══ Data excerpts ══

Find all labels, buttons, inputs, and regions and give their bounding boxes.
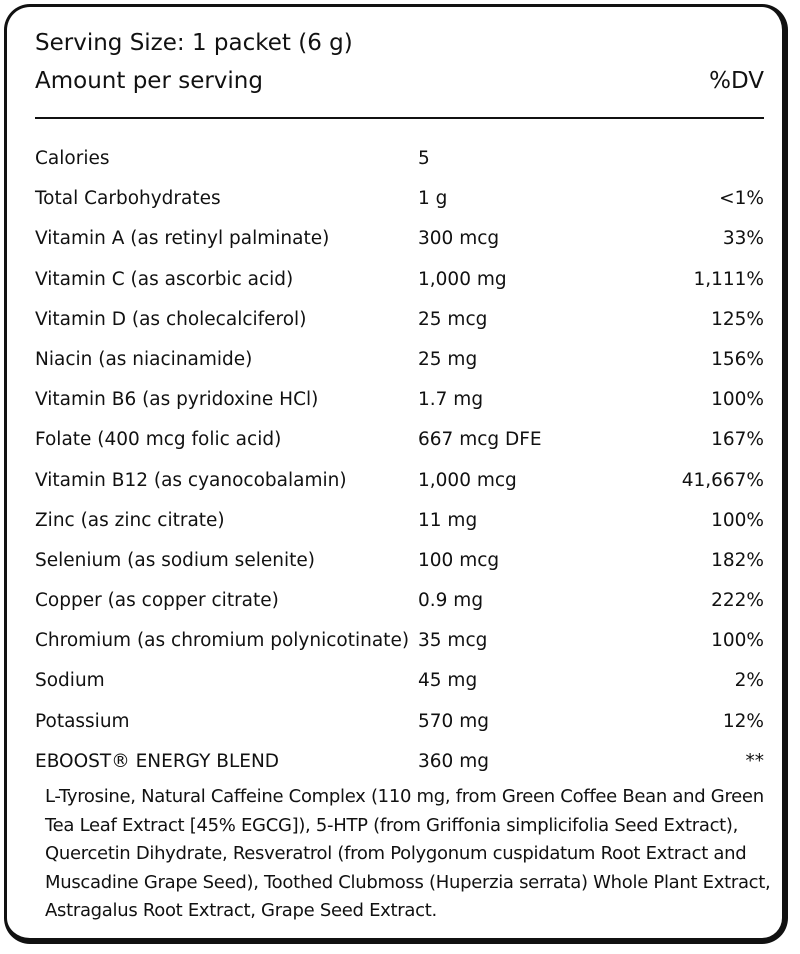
serving-size: Serving Size: 1 packet (6 g) — [35, 30, 353, 56]
nutrient-table: Calories 5 Total Carbohydrates 1 g <1% V… — [35, 145, 764, 788]
table-row: Selenium (as sodium selenite) 100 mcg 18… — [35, 547, 764, 587]
nutrient-name: Calories — [35, 148, 110, 169]
nutrient-dv: 33% — [722, 228, 764, 250]
nutrient-dv: ** — [745, 750, 765, 772]
dv-header: %DV — [709, 68, 764, 94]
nutrient-amount: 25 mcg — [418, 308, 488, 330]
nutrient-dv: 125% — [711, 308, 764, 330]
nutrient-dv: 41,667% — [681, 469, 764, 491]
nutrient-amount: 1,000 mg — [418, 268, 507, 290]
table-row: Calories 5 — [35, 145, 764, 185]
nutrient-amount: 11 mg — [418, 509, 478, 531]
nutrient-dv: 12% — [722, 710, 764, 732]
nutrient-amount: 25 mg — [418, 348, 478, 370]
nutrient-amount: 45 mg — [418, 670, 478, 692]
table-row: Total Carbohydrates 1 g <1% — [35, 185, 764, 225]
table-row: Vitamin A (as retinyl palminate) 300 mcg… — [35, 225, 764, 265]
table-row: Folate (400 mcg folic acid) 667 mcg DFE … — [35, 426, 764, 466]
nutrient-dv: 156% — [711, 348, 764, 370]
nutrient-name: Vitamin A (as retinyl palminate) — [35, 228, 330, 250]
nutrient-name: Copper (as copper citrate) — [35, 590, 279, 612]
nutrient-dv: <1% — [719, 188, 764, 210]
table-row: Copper (as copper citrate) 0.9 mg 222% — [35, 587, 764, 627]
table-row: EBOOST® ENERGY BLEND 360 mg ** — [35, 748, 764, 788]
table-row: Vitamin B12 (as cyanocobalamin) 1,000 mc… — [35, 467, 764, 507]
nutrient-amount: 1.7 mg — [418, 389, 484, 411]
amount-per-serving: Amount per serving — [35, 68, 263, 94]
nutrient-amount: 360 mg — [418, 750, 489, 772]
nutrient-dv: 182% — [711, 549, 764, 571]
nutrient-amount: 1 g — [418, 188, 448, 210]
nutrient-name: Vitamin D (as cholecalciferol) — [35, 308, 307, 330]
nutrient-dv: 167% — [711, 429, 764, 451]
nutrient-name: Sodium — [35, 670, 105, 692]
nutrient-dv: 100% — [711, 509, 764, 531]
nutrient-name: Folate (400 mcg folic acid) — [35, 429, 282, 451]
nutrient-dv: 100% — [711, 630, 764, 652]
nutrient-dv: 100% — [711, 389, 764, 411]
table-row: Vitamin B6 (as pyridoxine HCl) 1.7 mg 10… — [35, 386, 764, 426]
nutrient-amount: 0.9 mg — [418, 590, 484, 612]
nutrient-name: EBOOST® ENERGY BLEND — [35, 750, 280, 772]
nutrient-name: Vitamin B6 (as pyridoxine HCl) — [35, 389, 319, 411]
nutrition-panel — [4, 4, 788, 944]
table-row: Sodium 45 mg 2% — [35, 667, 764, 707]
nutrient-dv: 2% — [734, 670, 764, 692]
nutrient-amount: 35 mcg — [418, 630, 488, 652]
nutrient-dv: 222% — [711, 590, 764, 612]
nutrient-name: Zinc (as zinc citrate) — [35, 509, 225, 531]
table-row: Niacin (as niacinamide) 25 mg 156% — [35, 346, 764, 386]
nutrient-name: Selenium (as sodium selenite) — [35, 549, 315, 571]
nutrient-dv: 1,111% — [693, 268, 764, 290]
nutrient-amount: 300 mcg — [418, 228, 500, 250]
nutrient-name: Vitamin C (as ascorbic acid) — [35, 268, 294, 290]
table-row: Vitamin C (as ascorbic acid) 1,000 mg 1,… — [35, 266, 764, 306]
nutrient-amount: 5 — [418, 148, 430, 169]
nutrient-amount: 100 mcg — [418, 549, 500, 571]
table-row: Potassium 570 mg 12% — [35, 708, 764, 748]
table-row: Zinc (as zinc citrate) 11 mg 100% — [35, 507, 764, 547]
nutrient-name: Niacin (as niacinamide) — [35, 348, 253, 370]
nutrient-name: Chromium (as chromium polynicotinate) — [35, 630, 410, 652]
nutrient-amount: 570 mg — [418, 710, 489, 732]
table-row: Vitamin D (as cholecalciferol) 25 mcg 12… — [35, 306, 764, 346]
table-row: Chromium (as chromium polynicotinate) 35… — [35, 627, 764, 667]
nutrient-amount: 1,000 mcg — [418, 469, 517, 491]
blend-ingredients: L-Tyrosine, Natural Caffeine Complex (11… — [45, 786, 771, 922]
header-divider — [35, 117, 764, 119]
nutrient-name: Total Carbohydrates — [35, 188, 221, 210]
nutrient-name: Vitamin B12 (as cyanocobalamin) — [35, 469, 347, 491]
nutrient-amount: 667 mcg DFE — [418, 429, 542, 451]
nutrient-name: Potassium — [35, 710, 130, 732]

═══

What is needed
Can you repeat, character for character, the records above from the line containing "serving-size: Serving Size: 1" through the line containing "nutrient-amount: 25 mcg", including both of those lines?

Correct output
serving-size: Serving Size: 1 packet (6 g) — [35, 30, 353, 56]
nutrient-table: Calories 5 Total Carbohydrates 1 g <1% V… — [35, 145, 764, 788]
table-row: Selenium (as sodium selenite) 100 mcg 18… — [35, 547, 764, 587]
nutrient-name: Calories — [35, 148, 110, 169]
nutrient-dv: 33% — [722, 228, 764, 250]
nutrient-dv: ** — [745, 750, 765, 772]
dv-header: %DV — [709, 68, 764, 94]
nutrient-amount: 25 mcg — [418, 308, 488, 330]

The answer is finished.